Selected text START
Notifications are change-based. The first run creates a baseline state file, then later runs notify only when something meaningful changes.
Telegram environment variables:
export TELEGRAM_BOT_TOKEN=123456:your_bot_token
export TELEGRAM_CHAT_ID=123456789Run with notifications by turning on Telegram in the JSON config:
{
"notifications": {
"telegram": {
"enabled": true
}
}
}Then use the normal one-command entrypoint:
npm run radarYou can also force notification mode from the CLI:
node ./bin/open-bounty-radar.js watch --config ./examples/watchlist.json --out ./reports/pr-watch.md --state ./reports/radar-state.json --notifyTo enable notifications from config instead of passing --notify, set notifications.telegram.enabled to true.
Generic JSON webhooks are also supported:
{
"notifications": {
"webhook": {
"enabled": true,
"urlEnv": "OPEN_BOUNTY_RADAR_WEBHOOK_URL"
}
}
}The webhook payload includes the run kind, generation time, compact digest text, and the structured change list.
Discord and Slack incoming webhooks can use the same digest:
{
"notifications": {
"discord": {"enabled": true},
"slack": {"enabled": true}
}
}Set DISCORD_WEBHOOK_URL or SLACK_WEBHOOK_URL in the environment.
Notification rules let routine scans stay quieter:
{
"notifications": {
"rules": {
"minSeverity": "medium",
"actions": ["act-now", "manual-review"],
"minAmount": 250,
"competitionRisks": ["none", "low"]
}
}
}You can also use presets: quiet, aggressive, high-value-only, or low-competition-only.
Workspace state can be merged back from a dashboard export:
node ./bin/open-bounty-radar.js scan --workspace ./reports/workspace.json --workspace-import ./exports/workbench.jsonYou can also summarize or merge workspace state directly:
node ./bin/open-bounty-radar.js workspace --workspace ./reports/workspace.json --workspace-import ./exports/workbench.json --out ./reports/workspace-summary.md --json ./reports/workspace.jsonThe dashboard also supports importing a previously exported workspace JSON file directly in the browser. Use Export Workspace to copy the current local workbench state, save it as JSON if desired, then Import Workspace to restore status and notes on another generated dashboard.
A formal JSON Schema is included at schema/open-bounty-radar.schema.json. It covers the top-level radar config plus scan and watch config shapes, including GitHub repositories, GitHub-wide searches, Algora/Opire listing sources, notifications, workspace paths, and report outputs.
Before tagging or sharing a release candidate, run:
npm run release:checkIt runs tests, example validation, the offline demo scan, package audit, and git diff --check.
Selected text END
What you need to do: Reproduce the part of the notifications text between "Generic JSON webhooks" and "structured change list.", inclusive.
Raw data START
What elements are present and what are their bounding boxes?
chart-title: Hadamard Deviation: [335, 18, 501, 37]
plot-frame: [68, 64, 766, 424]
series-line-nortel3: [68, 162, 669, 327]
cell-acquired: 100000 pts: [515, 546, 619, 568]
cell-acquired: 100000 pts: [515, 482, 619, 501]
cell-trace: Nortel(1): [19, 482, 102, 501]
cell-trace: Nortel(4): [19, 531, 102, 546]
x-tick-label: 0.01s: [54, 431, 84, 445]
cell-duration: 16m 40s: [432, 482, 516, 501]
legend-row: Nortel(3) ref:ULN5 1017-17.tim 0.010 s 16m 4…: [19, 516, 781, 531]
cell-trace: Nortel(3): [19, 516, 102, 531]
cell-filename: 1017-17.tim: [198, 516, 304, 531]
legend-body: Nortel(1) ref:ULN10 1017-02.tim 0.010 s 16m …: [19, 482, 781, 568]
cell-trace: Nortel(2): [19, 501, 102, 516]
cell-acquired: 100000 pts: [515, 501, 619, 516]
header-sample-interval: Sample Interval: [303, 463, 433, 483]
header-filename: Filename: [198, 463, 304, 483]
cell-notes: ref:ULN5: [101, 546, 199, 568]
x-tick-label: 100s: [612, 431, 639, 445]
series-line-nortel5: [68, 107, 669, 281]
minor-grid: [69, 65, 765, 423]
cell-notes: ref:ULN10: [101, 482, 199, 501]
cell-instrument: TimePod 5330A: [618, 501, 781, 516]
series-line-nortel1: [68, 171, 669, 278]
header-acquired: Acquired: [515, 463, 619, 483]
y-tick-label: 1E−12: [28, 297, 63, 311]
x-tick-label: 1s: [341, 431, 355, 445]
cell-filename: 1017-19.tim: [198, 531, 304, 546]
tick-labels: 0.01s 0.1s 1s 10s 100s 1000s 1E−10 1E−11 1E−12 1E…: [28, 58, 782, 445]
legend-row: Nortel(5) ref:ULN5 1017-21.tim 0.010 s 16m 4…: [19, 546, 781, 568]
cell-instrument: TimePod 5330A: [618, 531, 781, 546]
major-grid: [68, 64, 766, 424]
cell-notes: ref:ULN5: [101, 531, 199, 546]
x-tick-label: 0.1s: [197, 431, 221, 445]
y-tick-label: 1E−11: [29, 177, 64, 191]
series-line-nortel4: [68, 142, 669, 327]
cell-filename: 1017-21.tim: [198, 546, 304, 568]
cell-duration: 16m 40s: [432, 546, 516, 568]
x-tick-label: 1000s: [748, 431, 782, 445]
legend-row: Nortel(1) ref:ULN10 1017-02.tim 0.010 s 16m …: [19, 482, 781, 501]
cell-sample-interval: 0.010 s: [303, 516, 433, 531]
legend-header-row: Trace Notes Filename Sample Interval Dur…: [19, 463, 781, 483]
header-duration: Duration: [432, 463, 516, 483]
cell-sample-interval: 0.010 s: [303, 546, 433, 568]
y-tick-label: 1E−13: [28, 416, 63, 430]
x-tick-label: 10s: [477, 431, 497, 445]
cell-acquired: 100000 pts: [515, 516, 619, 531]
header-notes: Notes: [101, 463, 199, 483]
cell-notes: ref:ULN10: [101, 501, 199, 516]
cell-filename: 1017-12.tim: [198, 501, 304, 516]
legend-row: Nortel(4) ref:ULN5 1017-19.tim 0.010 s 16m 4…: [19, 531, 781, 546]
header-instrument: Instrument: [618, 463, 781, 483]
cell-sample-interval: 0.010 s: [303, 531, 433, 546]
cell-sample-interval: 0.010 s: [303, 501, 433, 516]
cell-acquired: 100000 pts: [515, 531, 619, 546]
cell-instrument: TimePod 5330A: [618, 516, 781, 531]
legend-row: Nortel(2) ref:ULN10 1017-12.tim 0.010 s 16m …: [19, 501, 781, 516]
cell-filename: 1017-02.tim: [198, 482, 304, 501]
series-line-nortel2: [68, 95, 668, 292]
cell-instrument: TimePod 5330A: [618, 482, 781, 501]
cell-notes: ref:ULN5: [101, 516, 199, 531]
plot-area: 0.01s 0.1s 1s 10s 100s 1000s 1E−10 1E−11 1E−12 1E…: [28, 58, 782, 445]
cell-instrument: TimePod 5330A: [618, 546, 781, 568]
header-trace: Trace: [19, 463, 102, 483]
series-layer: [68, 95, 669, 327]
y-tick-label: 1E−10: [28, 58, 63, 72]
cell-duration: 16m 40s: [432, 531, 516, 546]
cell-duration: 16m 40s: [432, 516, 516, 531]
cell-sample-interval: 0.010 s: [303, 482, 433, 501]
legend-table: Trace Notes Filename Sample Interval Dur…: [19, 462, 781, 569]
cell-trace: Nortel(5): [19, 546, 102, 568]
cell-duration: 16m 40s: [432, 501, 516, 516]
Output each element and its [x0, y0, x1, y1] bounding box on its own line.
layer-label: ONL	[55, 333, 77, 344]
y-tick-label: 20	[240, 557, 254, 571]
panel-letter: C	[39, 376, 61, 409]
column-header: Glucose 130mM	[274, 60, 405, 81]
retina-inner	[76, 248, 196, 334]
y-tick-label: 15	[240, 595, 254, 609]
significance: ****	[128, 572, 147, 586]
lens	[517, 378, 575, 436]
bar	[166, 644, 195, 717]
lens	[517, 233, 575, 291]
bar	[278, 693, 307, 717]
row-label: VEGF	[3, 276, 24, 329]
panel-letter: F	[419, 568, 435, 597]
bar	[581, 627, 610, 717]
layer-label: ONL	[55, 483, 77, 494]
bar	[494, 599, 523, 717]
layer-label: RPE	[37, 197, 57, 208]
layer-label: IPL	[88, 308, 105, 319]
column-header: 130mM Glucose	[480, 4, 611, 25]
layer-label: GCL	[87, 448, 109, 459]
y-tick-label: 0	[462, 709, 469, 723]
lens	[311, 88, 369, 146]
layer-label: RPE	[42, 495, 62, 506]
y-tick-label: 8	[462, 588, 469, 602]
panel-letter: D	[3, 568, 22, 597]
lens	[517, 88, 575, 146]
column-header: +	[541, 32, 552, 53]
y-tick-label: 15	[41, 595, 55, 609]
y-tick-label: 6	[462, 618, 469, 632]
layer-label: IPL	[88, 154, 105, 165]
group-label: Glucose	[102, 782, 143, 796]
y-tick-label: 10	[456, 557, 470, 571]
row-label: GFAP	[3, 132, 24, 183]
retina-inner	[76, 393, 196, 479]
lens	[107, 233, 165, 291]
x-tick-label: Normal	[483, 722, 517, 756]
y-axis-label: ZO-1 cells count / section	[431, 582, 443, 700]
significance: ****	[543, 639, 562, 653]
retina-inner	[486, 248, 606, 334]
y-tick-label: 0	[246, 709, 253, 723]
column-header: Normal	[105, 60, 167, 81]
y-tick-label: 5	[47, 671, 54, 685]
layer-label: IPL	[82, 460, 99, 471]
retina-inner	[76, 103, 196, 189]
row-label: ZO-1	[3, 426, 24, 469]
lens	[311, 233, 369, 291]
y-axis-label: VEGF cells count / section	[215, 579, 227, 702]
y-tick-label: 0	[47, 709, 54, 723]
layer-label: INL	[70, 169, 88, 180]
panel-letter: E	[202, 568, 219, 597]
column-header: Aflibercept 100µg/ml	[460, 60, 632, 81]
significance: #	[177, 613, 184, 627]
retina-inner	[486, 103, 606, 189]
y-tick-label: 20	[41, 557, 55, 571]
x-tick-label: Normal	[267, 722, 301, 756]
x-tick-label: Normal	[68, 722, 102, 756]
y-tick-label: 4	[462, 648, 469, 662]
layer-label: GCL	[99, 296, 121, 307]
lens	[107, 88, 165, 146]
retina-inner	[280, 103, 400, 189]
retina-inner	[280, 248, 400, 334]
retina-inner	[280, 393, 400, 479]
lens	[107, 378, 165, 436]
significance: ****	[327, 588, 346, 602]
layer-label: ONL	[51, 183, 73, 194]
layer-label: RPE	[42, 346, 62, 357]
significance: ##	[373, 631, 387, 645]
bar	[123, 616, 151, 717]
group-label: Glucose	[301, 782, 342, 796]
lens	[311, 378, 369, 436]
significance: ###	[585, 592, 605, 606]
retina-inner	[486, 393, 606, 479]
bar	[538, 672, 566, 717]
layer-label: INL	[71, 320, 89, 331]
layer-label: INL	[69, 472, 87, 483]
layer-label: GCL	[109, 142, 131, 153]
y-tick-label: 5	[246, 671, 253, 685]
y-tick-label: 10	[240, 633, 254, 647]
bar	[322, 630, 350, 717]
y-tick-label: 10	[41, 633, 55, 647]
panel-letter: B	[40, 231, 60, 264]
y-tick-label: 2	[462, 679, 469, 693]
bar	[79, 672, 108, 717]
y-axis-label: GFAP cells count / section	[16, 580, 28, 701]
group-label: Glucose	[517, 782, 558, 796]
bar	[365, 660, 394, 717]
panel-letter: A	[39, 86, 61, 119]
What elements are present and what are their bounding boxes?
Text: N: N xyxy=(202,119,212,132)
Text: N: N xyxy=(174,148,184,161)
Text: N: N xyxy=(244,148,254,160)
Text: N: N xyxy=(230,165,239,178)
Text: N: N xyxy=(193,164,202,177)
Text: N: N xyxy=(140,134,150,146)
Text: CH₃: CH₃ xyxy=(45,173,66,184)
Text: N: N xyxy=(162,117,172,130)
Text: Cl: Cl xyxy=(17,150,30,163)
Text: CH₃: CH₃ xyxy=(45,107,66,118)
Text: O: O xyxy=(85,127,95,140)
Raw data END
Answer below:
Generic JSON webhooks are also supported:
{
"notifications": {
"webhook": {
"enabled": true,
"urlEnv": "OPEN_BOUNTY_RADAR_WEBHOOK_URL"
}
}
}The webhook payload includes the run kind, generation time, compact digest text, and the structured change list.